Requirement: Look for the word "üzrə" in each line and report the count of matching lines, with nothing added.

*** Given data

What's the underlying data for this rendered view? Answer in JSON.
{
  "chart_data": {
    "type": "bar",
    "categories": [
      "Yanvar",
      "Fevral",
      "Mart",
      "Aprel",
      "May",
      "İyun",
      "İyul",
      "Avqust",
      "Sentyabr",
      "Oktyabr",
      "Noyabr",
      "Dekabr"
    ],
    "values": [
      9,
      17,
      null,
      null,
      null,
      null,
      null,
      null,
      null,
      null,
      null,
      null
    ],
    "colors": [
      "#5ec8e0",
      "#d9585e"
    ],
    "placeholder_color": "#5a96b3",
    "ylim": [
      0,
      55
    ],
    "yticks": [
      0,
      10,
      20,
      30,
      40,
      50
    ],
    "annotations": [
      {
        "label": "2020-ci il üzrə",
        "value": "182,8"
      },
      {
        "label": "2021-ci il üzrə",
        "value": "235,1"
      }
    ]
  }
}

******

Complete answer: 2